* **WHAT TO PRODUCE**:
Copy each line with the word "Foreign" in it.

══════════════════════════════

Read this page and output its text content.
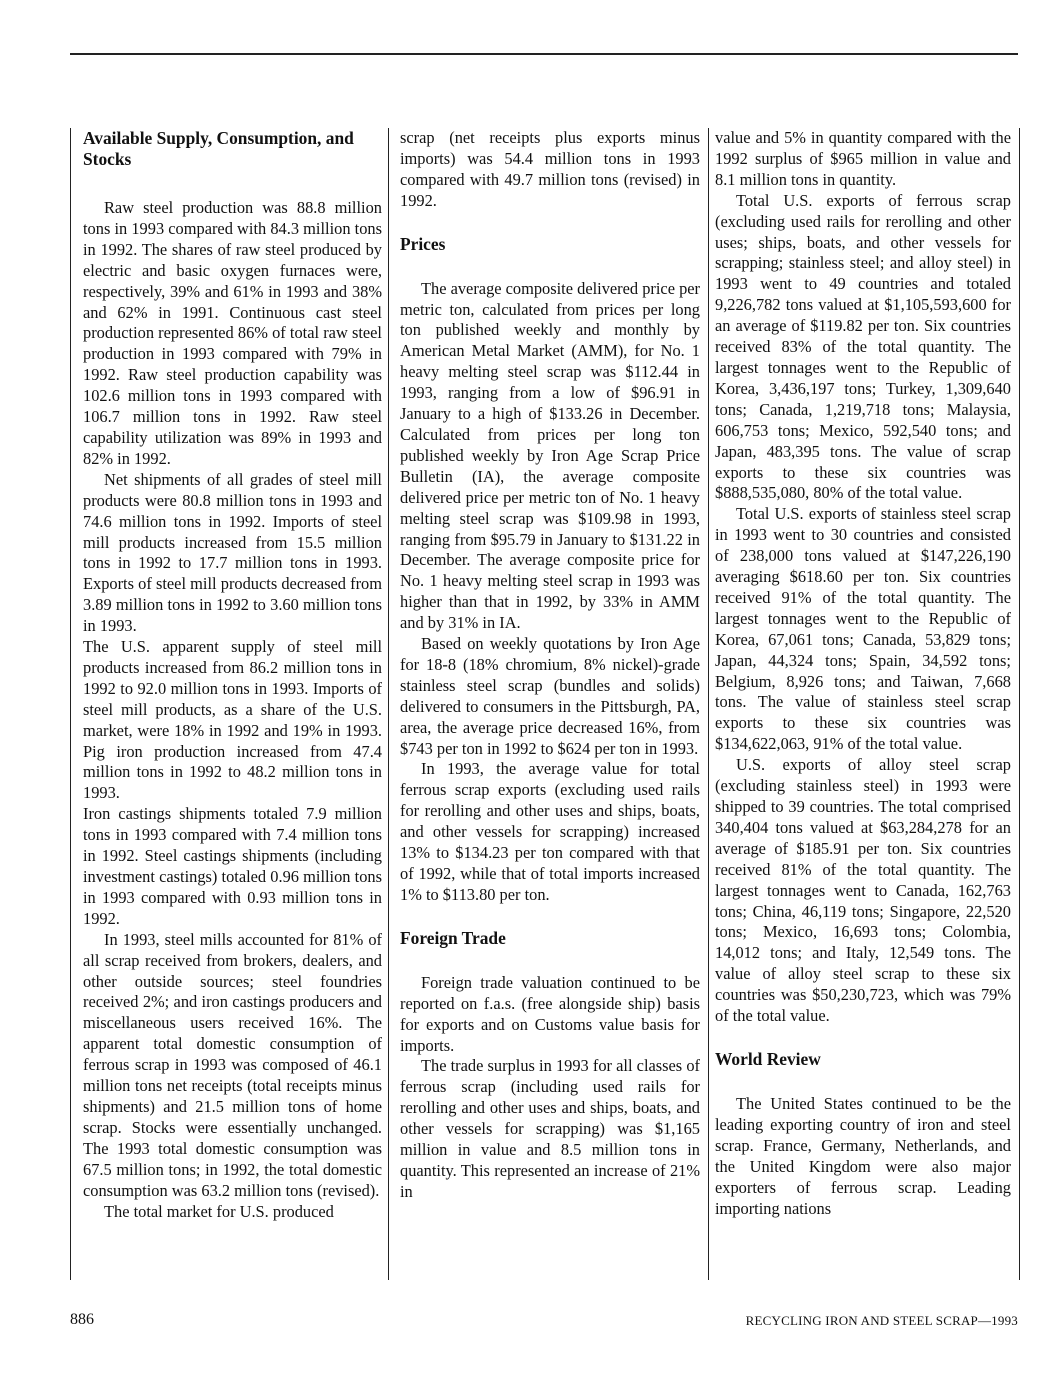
Available Supply, Consumption, and Stocks

Raw steel production was 88.8 million tons in 1993 compared with 84.3 million tons in 1992. The shares of raw steel produced by electric and basic oxygen furnaces were, respectively, 39% and 61% in 1993 and 38% and 62% in 1991. Continuous cast steel production represented 86% of total raw steel production in 1993 compared with 79% in 1992. Raw steel production capability was 102.6 million tons in 1993 compared with 106.7 million tons in 1992. Raw steel capability utilization was 89% in 1993 and 82% in 1992.

Net shipments of all grades of steel mill products were 80.8 million tons in 1993 and 74.6 million tons in 1992. Imports of steel mill products increased from 15.5 million tons in 1992 to 17.7 million tons in 1993. Exports of steel mill products decreased from 3.89 million tons in 1992 to 3.60 million tons in 1993.

The U.S. apparent supply of steel mill products increased from 86.2 million tons in 1992 to 92.0 million tons in 1993. Imports of steel mill products, as a share of the U.S. market, were 18% in 1992 and 19% in 1993. Pig iron production increased from 47.4 million tons in 1992 to 48.2 million tons in 1993.

Iron castings shipments totaled 7.9 million tons in 1993 compared with 7.4 million tons in 1992. Steel castings shipments (including investment castings) totaled 0.96 million tons in 1993 compared with 0.93 million tons in 1992.

In 1993, steel mills accounted for 81% of all scrap received from brokers, dealers, and other outside sources; steel foundries received 2%; and iron castings producers and miscellaneous users received 16%. The apparent total domestic consumption of ferrous scrap in 1993 was composed of 46.1 million tons net receipts (total receipts minus shipments) and 21.5 million tons of home scrap. Stocks were essentially unchanged. The 1993 total domestic consumption was 67.5 million tons; in 1992, the total domestic consumption was 63.2 million tons (revised).

The total market for U.S. produced

scrap (net receipts plus exports minus imports) was 54.4 million tons in 1993 compared with 49.7 million tons (revised) in 1992.

Prices

The average composite delivered price per metric ton, calculated from prices per long ton published weekly and monthly by American Metal Market (AMM), for No. 1 heavy melting steel scrap was $112.44 in 1993, ranging from a low of $96.91 in January to a high of $133.26 in December. Calculated from prices per long ton published weekly by Iron Age Scrap Price Bulletin (IA), the average composite delivered price per metric ton of No. 1 heavy melting steel scrap was $109.98 in 1993, ranging from $95.79 in January to $131.22 in December. The average composite price for No. 1 heavy melting steel scrap in 1993 was higher than that in 1992, by 33% in AMM and by 31% in IA.

Based on weekly quotations by Iron Age for 18-8 (18% chromium, 8% nickel)-grade stainless steel scrap (bundles and solids) delivered to consumers in the Pittsburgh, PA, area, the average price decreased 16%, from $743 per ton in 1992 to $624 per ton in 1993.

In 1993, the average value for total ferrous scrap exports (excluding used rails for rerolling and other uses and ships, boats, and other vessels for scrapping) increased 13% to $134.23 per ton compared with that of 1992, while that of total imports increased 1% to $113.80 per ton.

Foreign Trade

Foreign trade valuation continued to be reported on f.a.s. (free alongside ship) basis for exports and on Customs value basis for imports.

The trade surplus in 1993 for all classes of ferrous scrap (including used rails for rerolling and other uses and ships, boats, and other vessels for scrapping) was $1,165 million in value and 8.5 million tons in quantity. This represented an increase of 21% in

value and 5% in quantity compared with the 1992 surplus of $965 million in value and 8.1 million tons in quantity.

Total U.S. exports of ferrous scrap (excluding used rails for rerolling and other uses; ships, boats, and other vessels for scrapping; stainless steel; and alloy steel) in 1993 went to 49 countries and totaled 9,226,782 tons valued at $1,105,593,600 for an average of $119.82 per ton. Six countries received 83% of the total quantity. The largest tonnages went to the Republic of Korea, 3,436,197 tons; Turkey, 1,309,640 tons; Canada, 1,219,718 tons; Malaysia, 606,753 tons; Mexico, 592,540 tons; and Japan, 483,395 tons. The value of scrap exports to these six countries was $888,535,080, 80% of the total value.

Total U.S. exports of stainless steel scrap in 1993 went to 30 countries and consisted of 238,000 tons valued at $147,226,190 averaging $618.60 per ton. Six countries received 91% of the total quantity. The largest tonnages went to the Republic of Korea, 67,061 tons; Canada, 53,829 tons; Japan, 44,324 tons; Spain, 34,592 tons; Belgium, 8,926 tons; and Taiwan, 7,668 tons. The value of stainless steel scrap exports to these six countries was $134,622,063, 91% of the total value.

U.S. exports of alloy steel scrap (excluding stainless steel) in 1993 were shipped to 39 countries. The total comprised 340,404 tons valued at $63,284,278 for an average of $185.91 per ton. Six countries received 81% of the total quantity. The largest tonnages went to Canada, 162,763 tons; China, 46,119 tons; Singapore, 22,520 tons; Mexico, 16,693 tons; Colombia, 14,012 tons; and Italy, 12,549 tons. The value of alloy steel scrap to these six countries was $50,230,723, which was 79% of the total value.

World Review

The United States continued to be the leading exporting country of iron and steel scrap. France, Germany, Netherlands, and the United Kingdom were also major exporters of ferrous scrap. Leading importing nations

886	RECYCLING IRON AND STEEL SCRAP—1993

══════════════════════════════

* **THE OUTPUT**:
Foreign Trade
Foreign trade valuation continued to be reported on f.a.s. (free alongside ship) basis for exports and on Customs value basis for imports.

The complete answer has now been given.